┌──

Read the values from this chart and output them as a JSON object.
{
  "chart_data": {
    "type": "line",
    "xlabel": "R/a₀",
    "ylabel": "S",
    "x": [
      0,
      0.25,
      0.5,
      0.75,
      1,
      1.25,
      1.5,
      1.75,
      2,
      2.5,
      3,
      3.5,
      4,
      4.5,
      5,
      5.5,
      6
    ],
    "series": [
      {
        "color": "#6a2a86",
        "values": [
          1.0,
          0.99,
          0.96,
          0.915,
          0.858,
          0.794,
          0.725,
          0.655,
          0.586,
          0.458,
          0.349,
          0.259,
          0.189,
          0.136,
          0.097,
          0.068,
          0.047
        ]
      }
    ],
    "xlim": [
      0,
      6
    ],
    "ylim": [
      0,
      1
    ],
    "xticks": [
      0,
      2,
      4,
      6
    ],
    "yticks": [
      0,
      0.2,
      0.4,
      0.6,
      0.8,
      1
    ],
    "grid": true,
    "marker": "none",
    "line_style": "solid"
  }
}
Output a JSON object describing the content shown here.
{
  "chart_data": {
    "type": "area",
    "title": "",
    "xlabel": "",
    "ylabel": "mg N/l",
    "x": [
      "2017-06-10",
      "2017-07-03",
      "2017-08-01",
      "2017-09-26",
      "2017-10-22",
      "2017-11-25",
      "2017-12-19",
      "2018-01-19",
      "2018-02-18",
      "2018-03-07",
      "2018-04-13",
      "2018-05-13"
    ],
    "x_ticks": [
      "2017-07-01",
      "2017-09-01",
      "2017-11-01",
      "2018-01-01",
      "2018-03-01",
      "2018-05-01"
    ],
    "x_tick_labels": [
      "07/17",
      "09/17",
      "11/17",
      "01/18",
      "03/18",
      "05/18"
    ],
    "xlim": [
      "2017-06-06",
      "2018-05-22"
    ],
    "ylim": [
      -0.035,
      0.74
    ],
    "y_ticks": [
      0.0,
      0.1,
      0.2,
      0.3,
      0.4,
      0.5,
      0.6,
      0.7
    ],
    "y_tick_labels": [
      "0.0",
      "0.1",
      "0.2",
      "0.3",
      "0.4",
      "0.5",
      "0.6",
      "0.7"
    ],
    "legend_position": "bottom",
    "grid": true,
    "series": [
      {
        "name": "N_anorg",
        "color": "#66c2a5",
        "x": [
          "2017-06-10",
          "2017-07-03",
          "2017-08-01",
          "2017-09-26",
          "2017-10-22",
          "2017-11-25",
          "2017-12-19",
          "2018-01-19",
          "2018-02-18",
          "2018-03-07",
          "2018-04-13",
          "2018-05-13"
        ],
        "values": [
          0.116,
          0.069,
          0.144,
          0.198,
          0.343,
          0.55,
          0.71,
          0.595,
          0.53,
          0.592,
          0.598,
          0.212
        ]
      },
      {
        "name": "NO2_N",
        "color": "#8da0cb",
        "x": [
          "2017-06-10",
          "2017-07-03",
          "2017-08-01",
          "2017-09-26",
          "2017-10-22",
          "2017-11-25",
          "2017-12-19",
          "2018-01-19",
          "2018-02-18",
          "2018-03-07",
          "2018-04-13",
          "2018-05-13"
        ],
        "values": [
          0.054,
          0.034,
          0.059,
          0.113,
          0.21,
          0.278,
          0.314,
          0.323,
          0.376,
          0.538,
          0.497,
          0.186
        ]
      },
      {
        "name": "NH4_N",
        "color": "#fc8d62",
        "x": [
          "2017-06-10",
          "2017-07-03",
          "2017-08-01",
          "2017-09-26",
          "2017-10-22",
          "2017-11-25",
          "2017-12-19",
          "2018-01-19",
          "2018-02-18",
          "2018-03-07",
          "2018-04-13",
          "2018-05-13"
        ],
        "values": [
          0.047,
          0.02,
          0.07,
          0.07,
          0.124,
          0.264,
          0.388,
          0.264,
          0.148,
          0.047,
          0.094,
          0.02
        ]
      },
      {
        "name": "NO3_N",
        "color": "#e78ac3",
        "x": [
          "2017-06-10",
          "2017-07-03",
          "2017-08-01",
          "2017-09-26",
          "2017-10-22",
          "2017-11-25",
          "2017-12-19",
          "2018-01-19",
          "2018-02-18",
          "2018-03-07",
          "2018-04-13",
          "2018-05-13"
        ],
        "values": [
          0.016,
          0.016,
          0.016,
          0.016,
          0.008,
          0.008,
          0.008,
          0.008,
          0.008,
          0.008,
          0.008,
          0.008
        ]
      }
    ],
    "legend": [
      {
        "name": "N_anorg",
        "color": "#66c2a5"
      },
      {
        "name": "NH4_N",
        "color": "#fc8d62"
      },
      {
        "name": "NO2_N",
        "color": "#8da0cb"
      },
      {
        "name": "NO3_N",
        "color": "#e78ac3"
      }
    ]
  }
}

└──

Return every record above exactly as it appears.

**Exercise solution**
Read the values from this chart and output them as a JSON object.
{
  "chart_data": {
    "type": "line",
    "xlabel": "R/a₀",
    "ylabel": "S",
    "x": [
      0,
      0.25,
      0.5,
      0.75,
      1,
      1.25,
      1.5,
      1.75,
      2,
      2.5,
      3,
      3.5,
      4,
      4.5,
      5,
      5.5,
      6
    ],
    "series": [
      {
        "color": "#6a2a86",
        "values": [
          1.0,
          0.99,
          0.96,
          0.915,
          0.858,
          0.794,
          0.725,
          0.655,
          0.586,
          0.458,
          0.349,
          0.259,
          0.189,
          0.136,
          0.097,
          0.068,
          0.047
        ]
      }
    ],
    "xlim": [
      0,
      6
    ],
    "ylim": [
      0,
      1
    ],
    "xticks": [
      0,
      2,
      4,
      6
    ],
    "yticks": [
      0,
      0.2,
      0.4,
      0.6,
      0.8,
      1
    ],
    "grid": true,
    "marker": "none",
    "line_style": "solid"
  }
}
Output a JSON object describing the content shown here.
{
  "chart_data": {
    "type": "area",
    "title": "",
    "xlabel": "",
    "ylabel": "mg N/l",
    "x": [
      "2017-06-10",
      "2017-07-03",
      "2017-08-01",
      "2017-09-26",
      "2017-10-22",
      "2017-11-25",
      "2017-12-19",
      "2018-01-19",
      "2018-02-18",
      "2018-03-07",
      "2018-04-13",
      "2018-05-13"
    ],
    "x_ticks": [
      "2017-07-01",
      "2017-09-01",
      "2017-11-01",
      "2018-01-01",
      "2018-03-01",
      "2018-05-01"
    ],
    "x_tick_labels": [
      "07/17",
      "09/17",
      "11/17",
      "01/18",
      "03/18",
      "05/18"
    ],
    "xlim": [
      "2017-06-06",
      "2018-05-22"
    ],
    "ylim": [
      -0.035,
      0.74
    ],
    "y_ticks": [
      0.0,
      0.1,
      0.2,
      0.3,
      0.4,
      0.5,
      0.6,
      0.7
    ],
    "y_tick_labels": [
      "0.0",
      "0.1",
      "0.2",
      "0.3",
      "0.4",
      "0.5",
      "0.6",
      "0.7"
    ],
    "legend_position": "bottom",
    "grid": true,
    "series": [
      {
        "name": "N_anorg",
        "color": "#66c2a5",
        "x": [
          "2017-06-10",
          "2017-07-03",
          "2017-08-01",
          "2017-09-26",
          "2017-10-22",
          "2017-11-25",
          "2017-12-19",
          "2018-01-19",
          "2018-02-18",
          "2018-03-07",
          "2018-04-13",
          "2018-05-13"
        ],
        "values": [
          0.116,
          0.069,
          0.144,
          0.198,
          0.343,
          0.55,
          0.71,
          0.595,
          0.53,
          0.592,
          0.598,
          0.212
        ]
      },
      {
        "name": "NO2_N",
        "color": "#8da0cb",
        "x": [
          "2017-06-10",
          "2017-07-03",
          "2017-08-01",
          "2017-09-26",
          "2017-10-22",
          "2017-11-25",
          "2017-12-19",
          "2018-01-19",
          "2018-02-18",
          "2018-03-07",
          "2018-04-13",
          "2018-05-13"
        ],
        "values": [
          0.054,
          0.034,
          0.059,
          0.113,
          0.21,
          0.278,
          0.314,
          0.323,
          0.376,
          0.538,
          0.497,
          0.186
        ]
      },
      {
        "name": "NH4_N",
        "color": "#fc8d62",
        "x": [
          "2017-06-10",
          "2017-07-03",
          "2017-08-01",
          "2017-09-26",
          "2017-10-22",
          "2017-11-25",
          "2017-12-19",
          "2018-01-19",
          "2018-02-18",
          "2018-03-07",
          "2018-04-13",
          "2018-05-13"
        ],
        "values": [
          0.047,
          0.02,
          0.07,
          0.07,
          0.124,
          0.264,
          0.388,
          0.264,
          0.148,
          0.047,
          0.094,
          0.02
        ]
      },
      {
        "name": "NO3_N",
        "color": "#e78ac3",
        "x": [
          "2017-06-10",
          "2017-07-03",
          "2017-08-01",
          "2017-09-26",
          "2017-10-22",
          "2017-11-25",
          "2017-12-19",
          "2018-01-19",
          "2018-02-18",
          "2018-03-07",
          "2018-04-13",
          "2018-05-13"
        ],
        "values": [
          0.016,
          0.016,
          0.016,
          0.016,
          0.008,
          0.008,
          0.008,
          0.008,
          0.008,
          0.008,
          0.008,
          0.008
        ]
      }
    ],
    "legend": [
      {
        "name": "N_anorg",
        "color": "#66c2a5"
      },
      {
        "name": "NH4_N",
        "color": "#fc8d62"
      },
      {
        "name": "NO2_N",
        "color": "#8da0cb"
      },
      {
        "name": "NO3_N",
        "color": "#e78ac3"
      }
    ]
  }
}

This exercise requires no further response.